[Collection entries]
════════════════════

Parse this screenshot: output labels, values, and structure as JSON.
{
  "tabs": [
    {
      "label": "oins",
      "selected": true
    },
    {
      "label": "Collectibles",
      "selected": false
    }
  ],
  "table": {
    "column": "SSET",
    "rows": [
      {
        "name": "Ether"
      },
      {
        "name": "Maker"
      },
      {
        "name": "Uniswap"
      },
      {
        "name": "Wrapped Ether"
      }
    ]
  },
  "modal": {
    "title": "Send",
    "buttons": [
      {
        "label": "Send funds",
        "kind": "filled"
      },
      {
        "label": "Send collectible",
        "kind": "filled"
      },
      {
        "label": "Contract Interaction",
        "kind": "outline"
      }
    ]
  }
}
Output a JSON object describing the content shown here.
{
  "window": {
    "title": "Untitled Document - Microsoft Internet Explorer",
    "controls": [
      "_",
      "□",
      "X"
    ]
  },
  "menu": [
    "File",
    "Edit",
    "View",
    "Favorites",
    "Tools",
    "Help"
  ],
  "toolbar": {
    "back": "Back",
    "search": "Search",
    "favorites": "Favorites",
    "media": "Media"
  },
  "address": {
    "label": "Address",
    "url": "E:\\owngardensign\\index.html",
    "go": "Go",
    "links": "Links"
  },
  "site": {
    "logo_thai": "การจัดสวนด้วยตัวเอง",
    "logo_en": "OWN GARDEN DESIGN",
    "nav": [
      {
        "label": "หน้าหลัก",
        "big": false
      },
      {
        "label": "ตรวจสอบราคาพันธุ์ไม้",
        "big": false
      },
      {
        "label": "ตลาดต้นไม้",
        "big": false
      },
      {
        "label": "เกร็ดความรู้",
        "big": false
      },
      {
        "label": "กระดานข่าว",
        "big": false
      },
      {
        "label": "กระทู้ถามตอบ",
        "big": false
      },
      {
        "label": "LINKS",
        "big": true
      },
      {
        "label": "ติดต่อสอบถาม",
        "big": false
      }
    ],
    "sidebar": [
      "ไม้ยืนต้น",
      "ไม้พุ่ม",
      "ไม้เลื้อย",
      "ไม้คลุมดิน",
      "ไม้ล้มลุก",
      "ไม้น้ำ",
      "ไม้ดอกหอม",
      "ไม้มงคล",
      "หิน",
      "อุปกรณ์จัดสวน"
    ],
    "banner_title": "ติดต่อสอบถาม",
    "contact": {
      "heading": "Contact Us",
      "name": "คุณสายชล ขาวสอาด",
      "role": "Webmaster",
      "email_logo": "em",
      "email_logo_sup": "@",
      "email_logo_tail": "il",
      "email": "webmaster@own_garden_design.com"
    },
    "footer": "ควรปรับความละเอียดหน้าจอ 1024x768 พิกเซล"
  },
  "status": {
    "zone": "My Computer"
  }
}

════════════════════

▶ [What needs to be done]
Transcribe the material exactly as it reads.

▶ [Solution]
Parse this screenshot: output labels, values, and structure as JSON.
{
  "tabs": [
    {
      "label": "oins",
      "selected": true
    },
    {
      "label": "Collectibles",
      "selected": false
    }
  ],
  "table": {
    "column": "SSET",
    "rows": [
      {
        "name": "Ether"
      },
      {
        "name": "Maker"
      },
      {
        "name": "Uniswap"
      },
      {
        "name": "Wrapped Ether"
      }
    ]
  },
  "modal": {
    "title": "Send",
    "buttons": [
      {
        "label": "Send funds",
        "kind": "filled"
      },
      {
        "label": "Send collectible",
        "kind": "filled"
      },
      {
        "label": "Contract Interaction",
        "kind": "outline"
      }
    ]
  }
}
Output a JSON object describing the content shown here.
{
  "window": {
    "title": "Untitled Document - Microsoft Internet Explorer",
    "controls": [
      "_",
      "□",
      "X"
    ]
  },
  "menu": [
    "File",
    "Edit",
    "View",
    "Favorites",
    "Tools",
    "Help"
  ],
  "toolbar": {
    "back": "Back",
    "search": "Search",
    "favorites": "Favorites",
    "media": "Media"
  },
  "address": {
    "label": "Address",
    "url": "E:\\owngardensign\\index.html",
    "go": "Go",
    "links": "Links"
  },
  "site": {
    "logo_thai": "การจัดสวนด้วยตัวเอง",
    "logo_en": "OWN GARDEN DESIGN",
    "nav": [
      {
        "label": "หน้าหลัก",
        "big": false
      },
      {
        "label": "ตรวจสอบราคาพันธุ์ไม้",
        "big": false
      },
      {
        "label": "ตลาดต้นไม้",
        "big": false
      },
      {
        "label": "เกร็ดความรู้",
        "big": false
      },
      {
        "label": "กระดานข่าว",
        "big": false
      },
      {
        "label": "กระทู้ถามตอบ",
        "big": false
      },
      {
        "label": "LINKS",
        "big": true
      },
      {
        "label": "ติดต่อสอบถาม",
        "big": false
      }
    ],
    "sidebar": [
      "ไม้ยืนต้น",
      "ไม้พุ่ม",
      "ไม้เลื้อย",
      "ไม้คลุมดิน",
      "ไม้ล้มลุก",
      "ไม้น้ำ",
      "ไม้ดอกหอม",
      "ไม้มงคล",
      "หิน",
      "อุปกรณ์จัดสวน"
    ],
    "banner_title": "ติดต่อสอบถาม",
    "contact": {
      "heading": "Contact Us",
      "name": "คุณสายชล ขาวสอาด",
      "role": "Webmaster",
      "email_logo": "em",
      "email_logo_sup": "@",
      "email_logo_tail": "il",
      "email": "webmaster@own_garden_design.com"
    },
    "footer": "ควรปรับความละเอียดหน้าจอ 1024x768 พิกเซล"
  },
  "status": {
    "zone": "My Computer"
  }
}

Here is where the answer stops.